▶ [Problem details] In the material below, count the lines with the word "Poznań" and state that number only.

▶ [Data extract]
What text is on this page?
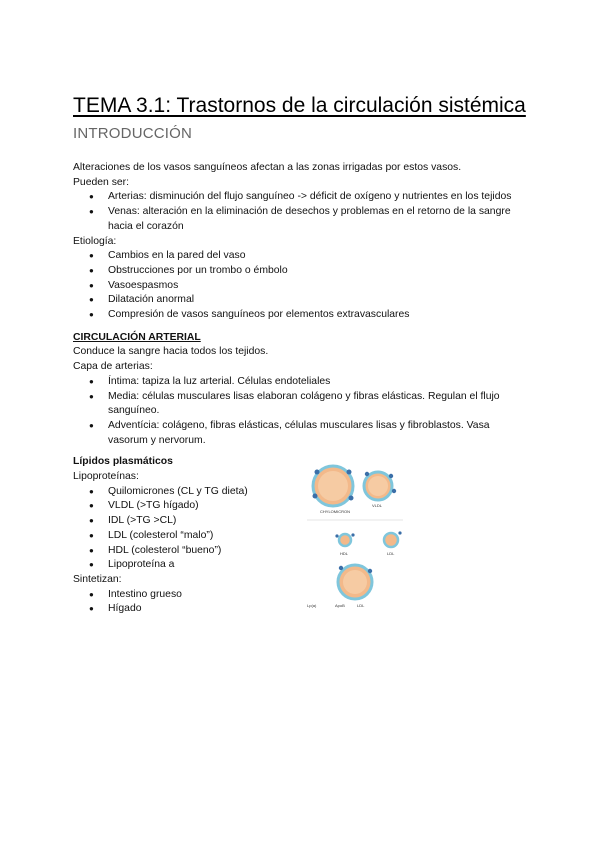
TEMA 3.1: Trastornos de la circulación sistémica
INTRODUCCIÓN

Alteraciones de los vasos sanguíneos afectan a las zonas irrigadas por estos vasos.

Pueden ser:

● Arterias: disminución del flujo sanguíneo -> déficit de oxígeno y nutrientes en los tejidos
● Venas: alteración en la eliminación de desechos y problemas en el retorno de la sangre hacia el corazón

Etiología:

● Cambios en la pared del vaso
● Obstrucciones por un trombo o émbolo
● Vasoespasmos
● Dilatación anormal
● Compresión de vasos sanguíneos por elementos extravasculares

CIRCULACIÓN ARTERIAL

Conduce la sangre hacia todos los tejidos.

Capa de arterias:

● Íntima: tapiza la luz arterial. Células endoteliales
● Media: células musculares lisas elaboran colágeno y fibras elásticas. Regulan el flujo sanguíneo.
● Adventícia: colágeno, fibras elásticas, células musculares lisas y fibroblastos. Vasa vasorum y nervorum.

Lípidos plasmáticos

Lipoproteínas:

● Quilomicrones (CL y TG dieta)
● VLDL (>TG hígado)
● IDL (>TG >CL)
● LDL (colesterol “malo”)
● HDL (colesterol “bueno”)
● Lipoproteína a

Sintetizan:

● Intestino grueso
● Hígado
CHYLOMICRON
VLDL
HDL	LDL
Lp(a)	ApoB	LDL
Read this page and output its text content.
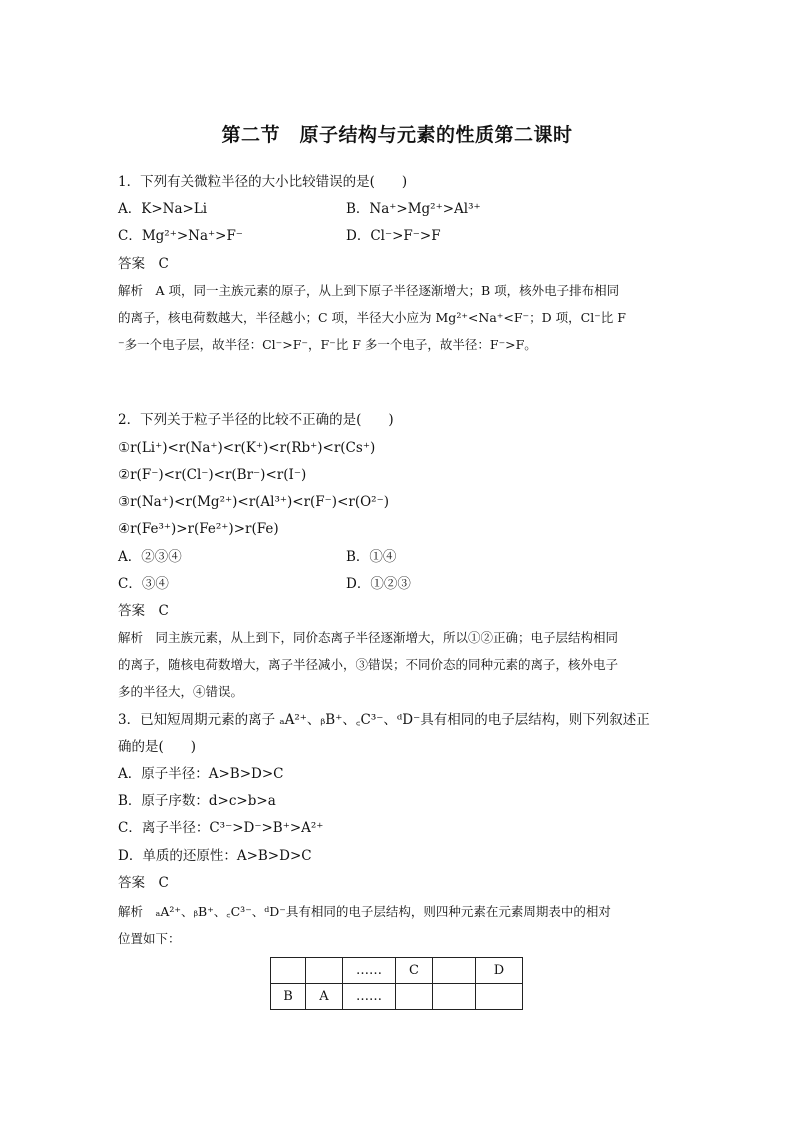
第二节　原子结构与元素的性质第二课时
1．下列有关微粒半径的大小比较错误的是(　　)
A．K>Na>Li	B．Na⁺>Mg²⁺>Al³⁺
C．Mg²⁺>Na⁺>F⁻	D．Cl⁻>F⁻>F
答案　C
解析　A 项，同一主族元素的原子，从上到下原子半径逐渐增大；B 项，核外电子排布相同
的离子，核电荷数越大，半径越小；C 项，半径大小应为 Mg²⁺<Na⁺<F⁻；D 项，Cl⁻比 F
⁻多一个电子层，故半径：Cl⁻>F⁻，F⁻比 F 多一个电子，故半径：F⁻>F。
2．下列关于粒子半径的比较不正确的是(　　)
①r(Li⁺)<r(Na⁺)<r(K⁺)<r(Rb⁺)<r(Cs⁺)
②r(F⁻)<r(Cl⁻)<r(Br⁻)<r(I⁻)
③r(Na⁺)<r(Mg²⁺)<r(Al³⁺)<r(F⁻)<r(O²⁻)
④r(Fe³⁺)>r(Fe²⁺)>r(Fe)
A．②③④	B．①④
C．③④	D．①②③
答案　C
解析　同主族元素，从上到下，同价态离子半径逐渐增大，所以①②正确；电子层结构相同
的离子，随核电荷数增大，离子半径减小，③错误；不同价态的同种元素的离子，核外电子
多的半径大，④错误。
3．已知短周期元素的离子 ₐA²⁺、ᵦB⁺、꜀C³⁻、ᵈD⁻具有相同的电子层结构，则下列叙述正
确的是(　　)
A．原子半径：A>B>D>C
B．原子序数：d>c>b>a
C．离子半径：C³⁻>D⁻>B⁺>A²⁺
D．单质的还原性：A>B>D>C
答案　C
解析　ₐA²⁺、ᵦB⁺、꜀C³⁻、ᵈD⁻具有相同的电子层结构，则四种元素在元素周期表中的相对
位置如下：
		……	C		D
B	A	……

--

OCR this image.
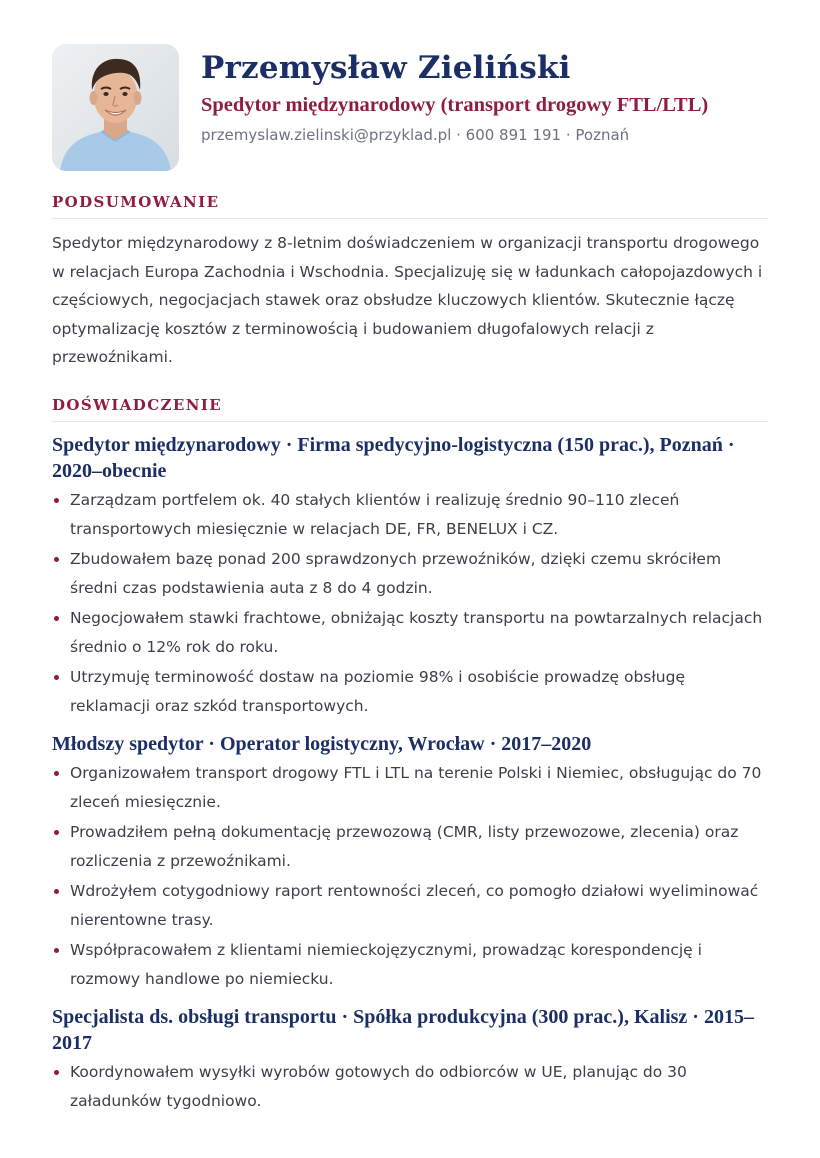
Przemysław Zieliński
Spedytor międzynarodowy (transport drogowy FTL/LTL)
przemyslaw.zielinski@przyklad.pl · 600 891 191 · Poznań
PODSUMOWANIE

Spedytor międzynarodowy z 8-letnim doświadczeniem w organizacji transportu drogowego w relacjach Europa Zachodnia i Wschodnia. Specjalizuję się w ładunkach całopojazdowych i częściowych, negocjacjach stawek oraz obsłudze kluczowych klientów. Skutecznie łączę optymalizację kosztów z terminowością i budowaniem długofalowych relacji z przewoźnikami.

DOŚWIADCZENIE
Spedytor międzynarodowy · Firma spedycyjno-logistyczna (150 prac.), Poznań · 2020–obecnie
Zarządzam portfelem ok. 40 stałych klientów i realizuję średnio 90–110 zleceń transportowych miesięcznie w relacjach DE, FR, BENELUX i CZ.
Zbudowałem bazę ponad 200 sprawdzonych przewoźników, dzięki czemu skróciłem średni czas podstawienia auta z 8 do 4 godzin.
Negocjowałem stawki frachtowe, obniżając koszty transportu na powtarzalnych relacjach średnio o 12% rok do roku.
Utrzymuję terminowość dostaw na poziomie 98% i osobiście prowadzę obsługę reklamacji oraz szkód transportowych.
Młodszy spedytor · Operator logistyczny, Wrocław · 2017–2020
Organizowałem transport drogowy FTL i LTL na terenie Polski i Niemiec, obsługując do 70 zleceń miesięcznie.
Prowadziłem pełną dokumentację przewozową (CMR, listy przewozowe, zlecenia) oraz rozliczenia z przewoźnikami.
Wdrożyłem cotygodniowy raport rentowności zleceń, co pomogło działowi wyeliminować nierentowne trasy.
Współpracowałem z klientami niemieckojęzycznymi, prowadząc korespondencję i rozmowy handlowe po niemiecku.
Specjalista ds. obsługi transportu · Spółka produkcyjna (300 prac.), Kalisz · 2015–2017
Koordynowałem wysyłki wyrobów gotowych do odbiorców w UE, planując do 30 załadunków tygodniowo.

---

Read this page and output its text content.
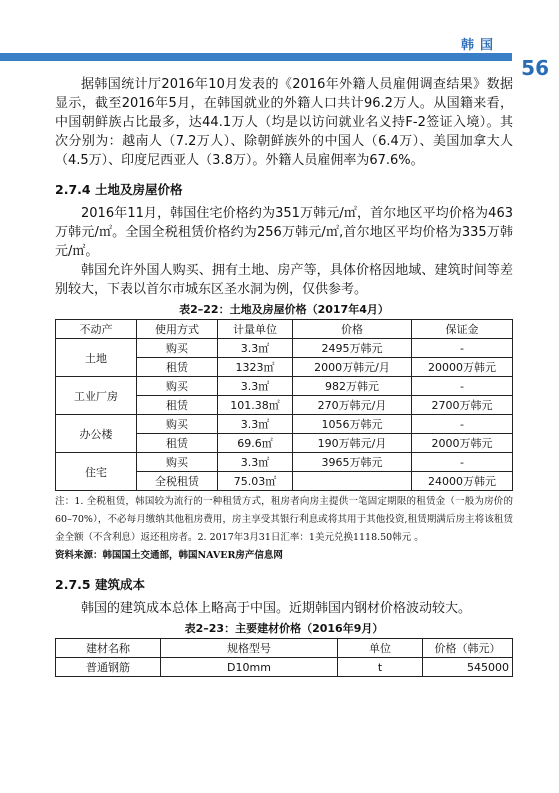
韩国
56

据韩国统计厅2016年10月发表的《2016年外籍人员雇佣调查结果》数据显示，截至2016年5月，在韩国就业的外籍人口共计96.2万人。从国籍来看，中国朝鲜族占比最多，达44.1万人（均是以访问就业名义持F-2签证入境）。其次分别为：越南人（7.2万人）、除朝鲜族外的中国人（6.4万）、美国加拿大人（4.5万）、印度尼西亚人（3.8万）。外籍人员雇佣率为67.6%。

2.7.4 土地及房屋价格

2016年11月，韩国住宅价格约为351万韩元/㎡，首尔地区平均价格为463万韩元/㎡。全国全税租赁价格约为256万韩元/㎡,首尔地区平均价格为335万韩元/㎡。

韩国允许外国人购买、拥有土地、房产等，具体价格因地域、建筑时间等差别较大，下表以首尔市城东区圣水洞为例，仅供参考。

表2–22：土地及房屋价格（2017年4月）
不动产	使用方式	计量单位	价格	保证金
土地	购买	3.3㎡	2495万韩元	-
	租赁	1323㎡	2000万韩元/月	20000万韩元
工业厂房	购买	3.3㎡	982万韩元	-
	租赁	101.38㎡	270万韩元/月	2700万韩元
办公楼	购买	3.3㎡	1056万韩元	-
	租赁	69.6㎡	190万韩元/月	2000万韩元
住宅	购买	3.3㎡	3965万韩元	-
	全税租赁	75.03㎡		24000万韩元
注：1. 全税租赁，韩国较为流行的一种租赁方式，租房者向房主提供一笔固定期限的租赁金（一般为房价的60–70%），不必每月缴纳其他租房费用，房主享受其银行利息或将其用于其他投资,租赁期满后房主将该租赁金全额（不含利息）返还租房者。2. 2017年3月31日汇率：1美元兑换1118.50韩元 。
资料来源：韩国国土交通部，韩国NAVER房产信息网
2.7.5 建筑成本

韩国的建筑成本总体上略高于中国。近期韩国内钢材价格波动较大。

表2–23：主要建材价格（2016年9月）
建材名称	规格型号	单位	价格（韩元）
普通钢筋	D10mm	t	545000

▶ [Full answer] 2